• _THE REQUEST_
Transcribe the entries that follow exactly as they appear, minus pictures.

• _DATA SECTION_

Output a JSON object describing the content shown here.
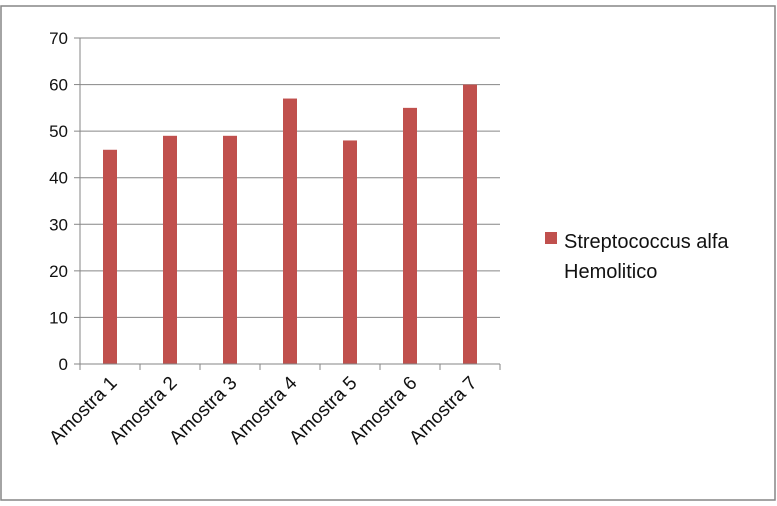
{
  "chart_data": {
    "type": "bar",
    "title": "",
    "xlabel": "",
    "ylabel": "",
    "categories": [
      "Amostra 1",
      "Amostra 2",
      "Amostra 3",
      "Amostra 4",
      "Amostra 5",
      "Amostra 6",
      "Amostra 7"
    ],
    "series": [
      {
        "name": "Streptococcus alfa Hemolitico",
        "legend_lines": [
          "Streptococcus alfa",
          "Hemolitico"
        ],
        "values": [
          46,
          49,
          49,
          57,
          48,
          55,
          60
        ],
        "color": "#c0504d"
      }
    ],
    "ylim": [
      0,
      70
    ],
    "yticks": [
      0,
      10,
      20,
      30,
      40,
      50,
      60,
      70
    ],
    "grid": true,
    "legend_position": "right"
  },
  "colors": {
    "border": "#868686",
    "gridline": "#868686",
    "axis": "#868686"
  }
}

• _TASK SOLUTION_
Output a JSON object describing the content shown here.
{
  "chart_data": {
    "type": "bar",
    "title": "",
    "xlabel": "",
    "ylabel": "",
    "categories": [
      "Amostra 1",
      "Amostra 2",
      "Amostra 3",
      "Amostra 4",
      "Amostra 5",
      "Amostra 6",
      "Amostra 7"
    ],
    "series": [
      {
        "name": "Streptococcus alfa Hemolitico",
        "legend_lines": [
          "Streptococcus alfa",
          "Hemolitico"
        ],
        "values": [
          46,
          49,
          49,
          57,
          48,
          55,
          60
        ],
        "color": "#c0504d"
      }
    ],
    "ylim": [
      0,
      70
    ],
    "yticks": [
      0,
      10,
      20,
      30,
      40,
      50,
      60,
      70
    ],
    "grid": true,
    "legend_position": "right"
  },
  "colors": {
    "border": "#868686",
    "gridline": "#868686",
    "axis": "#868686"
  }
}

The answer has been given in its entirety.